GOAL:
Starting at the line that contains "Give me the", print every remaining line of the entries, unchanged, and output nothing more.

-- Begin DATA SUPPLIED --

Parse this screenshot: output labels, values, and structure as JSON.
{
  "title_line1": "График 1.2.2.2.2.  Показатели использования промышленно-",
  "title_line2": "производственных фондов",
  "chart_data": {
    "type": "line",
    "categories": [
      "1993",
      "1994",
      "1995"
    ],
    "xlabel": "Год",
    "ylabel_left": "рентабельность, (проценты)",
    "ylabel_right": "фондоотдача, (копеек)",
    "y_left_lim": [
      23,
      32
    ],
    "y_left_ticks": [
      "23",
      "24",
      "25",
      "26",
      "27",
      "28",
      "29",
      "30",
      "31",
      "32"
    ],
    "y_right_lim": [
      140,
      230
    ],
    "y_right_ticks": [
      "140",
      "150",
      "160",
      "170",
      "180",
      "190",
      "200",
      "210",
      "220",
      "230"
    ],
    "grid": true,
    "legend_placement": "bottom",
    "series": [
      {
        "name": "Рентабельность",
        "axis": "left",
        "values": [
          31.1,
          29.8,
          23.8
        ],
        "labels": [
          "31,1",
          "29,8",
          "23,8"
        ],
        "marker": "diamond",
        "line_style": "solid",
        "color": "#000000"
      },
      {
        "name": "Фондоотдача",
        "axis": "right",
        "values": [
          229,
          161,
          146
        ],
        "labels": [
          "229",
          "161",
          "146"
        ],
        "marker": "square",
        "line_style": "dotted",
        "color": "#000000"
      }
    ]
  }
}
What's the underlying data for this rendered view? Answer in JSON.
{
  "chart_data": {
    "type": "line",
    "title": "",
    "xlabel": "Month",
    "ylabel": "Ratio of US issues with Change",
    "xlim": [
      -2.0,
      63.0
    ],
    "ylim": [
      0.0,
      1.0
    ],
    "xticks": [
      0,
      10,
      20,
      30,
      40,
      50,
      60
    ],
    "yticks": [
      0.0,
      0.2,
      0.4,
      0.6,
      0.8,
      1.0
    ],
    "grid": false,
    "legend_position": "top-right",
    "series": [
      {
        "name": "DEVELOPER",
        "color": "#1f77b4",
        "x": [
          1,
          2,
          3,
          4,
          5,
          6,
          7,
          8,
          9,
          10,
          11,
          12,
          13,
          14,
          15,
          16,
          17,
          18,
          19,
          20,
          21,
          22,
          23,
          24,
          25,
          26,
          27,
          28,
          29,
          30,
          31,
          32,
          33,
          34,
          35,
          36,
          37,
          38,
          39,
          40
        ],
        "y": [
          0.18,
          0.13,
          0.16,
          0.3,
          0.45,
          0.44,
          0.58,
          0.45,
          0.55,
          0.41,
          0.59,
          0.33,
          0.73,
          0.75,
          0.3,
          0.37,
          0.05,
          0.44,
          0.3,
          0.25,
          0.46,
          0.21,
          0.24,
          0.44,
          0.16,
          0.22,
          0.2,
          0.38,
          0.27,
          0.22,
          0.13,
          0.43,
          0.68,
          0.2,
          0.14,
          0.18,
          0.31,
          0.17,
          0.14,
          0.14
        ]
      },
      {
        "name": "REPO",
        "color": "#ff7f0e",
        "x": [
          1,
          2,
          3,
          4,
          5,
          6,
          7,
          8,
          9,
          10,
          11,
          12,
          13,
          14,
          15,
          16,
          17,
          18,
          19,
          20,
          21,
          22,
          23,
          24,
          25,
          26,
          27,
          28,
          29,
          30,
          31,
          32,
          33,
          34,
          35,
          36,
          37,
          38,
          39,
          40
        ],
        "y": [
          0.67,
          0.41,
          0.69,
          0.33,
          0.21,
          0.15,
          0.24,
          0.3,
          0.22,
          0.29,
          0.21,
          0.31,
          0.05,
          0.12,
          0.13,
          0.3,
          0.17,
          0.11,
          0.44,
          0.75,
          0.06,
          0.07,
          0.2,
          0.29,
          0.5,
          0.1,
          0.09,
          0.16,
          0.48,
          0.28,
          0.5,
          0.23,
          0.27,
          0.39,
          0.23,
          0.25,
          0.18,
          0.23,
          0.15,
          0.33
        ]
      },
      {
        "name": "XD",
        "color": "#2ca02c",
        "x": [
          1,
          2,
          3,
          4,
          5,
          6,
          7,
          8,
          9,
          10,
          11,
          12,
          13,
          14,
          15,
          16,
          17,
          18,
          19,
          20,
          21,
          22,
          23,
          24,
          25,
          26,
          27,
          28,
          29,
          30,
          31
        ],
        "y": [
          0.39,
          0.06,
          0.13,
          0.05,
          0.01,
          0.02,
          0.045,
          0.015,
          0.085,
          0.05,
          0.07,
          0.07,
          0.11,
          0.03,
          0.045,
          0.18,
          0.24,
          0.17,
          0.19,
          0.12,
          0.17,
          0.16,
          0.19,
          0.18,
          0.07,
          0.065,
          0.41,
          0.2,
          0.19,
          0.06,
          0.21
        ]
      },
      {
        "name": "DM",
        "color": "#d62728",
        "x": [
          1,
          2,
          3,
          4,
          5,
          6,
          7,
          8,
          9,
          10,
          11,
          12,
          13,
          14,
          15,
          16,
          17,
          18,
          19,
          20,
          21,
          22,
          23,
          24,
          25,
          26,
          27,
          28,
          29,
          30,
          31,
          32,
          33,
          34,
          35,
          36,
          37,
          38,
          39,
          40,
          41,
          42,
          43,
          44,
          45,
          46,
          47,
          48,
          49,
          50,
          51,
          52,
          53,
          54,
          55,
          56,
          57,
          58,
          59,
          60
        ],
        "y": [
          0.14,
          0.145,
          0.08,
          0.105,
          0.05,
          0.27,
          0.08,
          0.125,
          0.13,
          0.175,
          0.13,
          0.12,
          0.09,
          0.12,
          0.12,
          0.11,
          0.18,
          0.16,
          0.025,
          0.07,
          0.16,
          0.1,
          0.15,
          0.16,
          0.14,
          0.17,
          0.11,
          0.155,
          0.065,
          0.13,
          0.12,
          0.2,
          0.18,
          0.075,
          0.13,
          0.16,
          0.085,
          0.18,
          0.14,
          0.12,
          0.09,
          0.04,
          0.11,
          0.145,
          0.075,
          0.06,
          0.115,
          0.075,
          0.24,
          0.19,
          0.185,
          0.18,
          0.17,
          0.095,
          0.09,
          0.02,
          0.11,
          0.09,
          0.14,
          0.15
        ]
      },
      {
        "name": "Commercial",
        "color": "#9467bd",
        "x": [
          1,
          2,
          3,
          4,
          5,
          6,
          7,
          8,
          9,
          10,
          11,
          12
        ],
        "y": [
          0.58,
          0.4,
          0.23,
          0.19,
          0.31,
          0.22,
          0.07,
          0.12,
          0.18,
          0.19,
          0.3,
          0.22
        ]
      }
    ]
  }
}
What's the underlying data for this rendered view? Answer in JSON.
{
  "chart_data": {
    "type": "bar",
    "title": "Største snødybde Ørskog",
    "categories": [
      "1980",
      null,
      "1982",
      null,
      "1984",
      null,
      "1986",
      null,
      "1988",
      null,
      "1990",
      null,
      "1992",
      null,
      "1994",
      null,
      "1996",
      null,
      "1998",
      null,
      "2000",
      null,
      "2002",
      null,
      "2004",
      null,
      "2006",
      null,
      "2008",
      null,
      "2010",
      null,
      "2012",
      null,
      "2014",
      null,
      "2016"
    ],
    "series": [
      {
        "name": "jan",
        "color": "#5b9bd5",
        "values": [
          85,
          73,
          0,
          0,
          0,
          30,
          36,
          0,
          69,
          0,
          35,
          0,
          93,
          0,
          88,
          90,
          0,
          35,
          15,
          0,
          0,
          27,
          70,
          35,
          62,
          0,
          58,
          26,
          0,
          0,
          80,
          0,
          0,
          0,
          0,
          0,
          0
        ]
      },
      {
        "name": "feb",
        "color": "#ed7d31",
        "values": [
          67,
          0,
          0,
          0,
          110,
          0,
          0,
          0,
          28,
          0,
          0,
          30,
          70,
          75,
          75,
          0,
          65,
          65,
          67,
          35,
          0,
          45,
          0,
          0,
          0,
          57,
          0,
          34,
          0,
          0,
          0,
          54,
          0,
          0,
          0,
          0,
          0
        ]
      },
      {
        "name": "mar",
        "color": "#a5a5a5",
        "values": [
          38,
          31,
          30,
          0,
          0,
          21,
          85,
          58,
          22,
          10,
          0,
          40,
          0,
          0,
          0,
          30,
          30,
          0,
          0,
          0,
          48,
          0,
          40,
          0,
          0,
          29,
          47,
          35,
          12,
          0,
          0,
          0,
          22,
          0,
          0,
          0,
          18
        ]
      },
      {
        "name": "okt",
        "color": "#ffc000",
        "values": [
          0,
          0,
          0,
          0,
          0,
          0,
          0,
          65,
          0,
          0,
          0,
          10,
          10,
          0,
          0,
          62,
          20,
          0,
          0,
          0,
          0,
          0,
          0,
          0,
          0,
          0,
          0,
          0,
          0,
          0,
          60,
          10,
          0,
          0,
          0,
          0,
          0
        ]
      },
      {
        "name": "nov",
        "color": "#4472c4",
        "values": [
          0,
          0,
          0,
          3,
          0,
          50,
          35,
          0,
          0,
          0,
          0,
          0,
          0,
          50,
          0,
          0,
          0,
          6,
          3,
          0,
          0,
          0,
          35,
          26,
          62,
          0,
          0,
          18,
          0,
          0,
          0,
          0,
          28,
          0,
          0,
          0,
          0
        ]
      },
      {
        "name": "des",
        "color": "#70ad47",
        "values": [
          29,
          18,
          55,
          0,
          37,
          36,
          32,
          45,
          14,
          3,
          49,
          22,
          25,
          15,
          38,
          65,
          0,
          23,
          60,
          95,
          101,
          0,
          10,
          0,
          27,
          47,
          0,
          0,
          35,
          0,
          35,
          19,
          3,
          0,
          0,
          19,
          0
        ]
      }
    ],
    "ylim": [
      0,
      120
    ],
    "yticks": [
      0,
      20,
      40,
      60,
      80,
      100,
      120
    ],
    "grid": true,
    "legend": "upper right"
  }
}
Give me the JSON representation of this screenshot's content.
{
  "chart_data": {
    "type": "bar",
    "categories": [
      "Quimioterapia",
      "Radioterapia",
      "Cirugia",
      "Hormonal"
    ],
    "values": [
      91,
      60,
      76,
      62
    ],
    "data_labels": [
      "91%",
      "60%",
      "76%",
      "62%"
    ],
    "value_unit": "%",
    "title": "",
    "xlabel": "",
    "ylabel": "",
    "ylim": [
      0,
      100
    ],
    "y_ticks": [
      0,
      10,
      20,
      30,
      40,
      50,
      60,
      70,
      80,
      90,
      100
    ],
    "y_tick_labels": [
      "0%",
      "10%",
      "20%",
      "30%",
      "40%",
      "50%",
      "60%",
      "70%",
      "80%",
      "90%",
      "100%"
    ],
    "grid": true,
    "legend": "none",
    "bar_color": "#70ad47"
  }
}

-- End DATA SUPPLIED --

RESULT:
Give me the JSON representation of this screenshot's content.
{
  "chart_data": {
    "type": "bar",
    "categories": [
      "Quimioterapia",
      "Radioterapia",
      "Cirugia",
      "Hormonal"
    ],
    "values": [
      91,
      60,
      76,
      62
    ],
    "data_labels": [
      "91%",
      "60%",
      "76%",
      "62%"
    ],
    "value_unit": "%",
    "title": "",
    "xlabel": "",
    "ylabel": "",
    "ylim": [
      0,
      100
    ],
    "y_ticks": [
      0,
      10,
      20,
      30,
      40,
      50,
      60,
      70,
      80,
      90,
      100
    ],
    "y_tick_labels": [
      "0%",
      "10%",
      "20%",
      "30%",
      "40%",
      "50%",
      "60%",
      "70%",
      "80%",
      "90%",
      "100%"
    ],
    "grid": true,
    "legend": "none",
    "bar_color": "#70ad47"
  }
}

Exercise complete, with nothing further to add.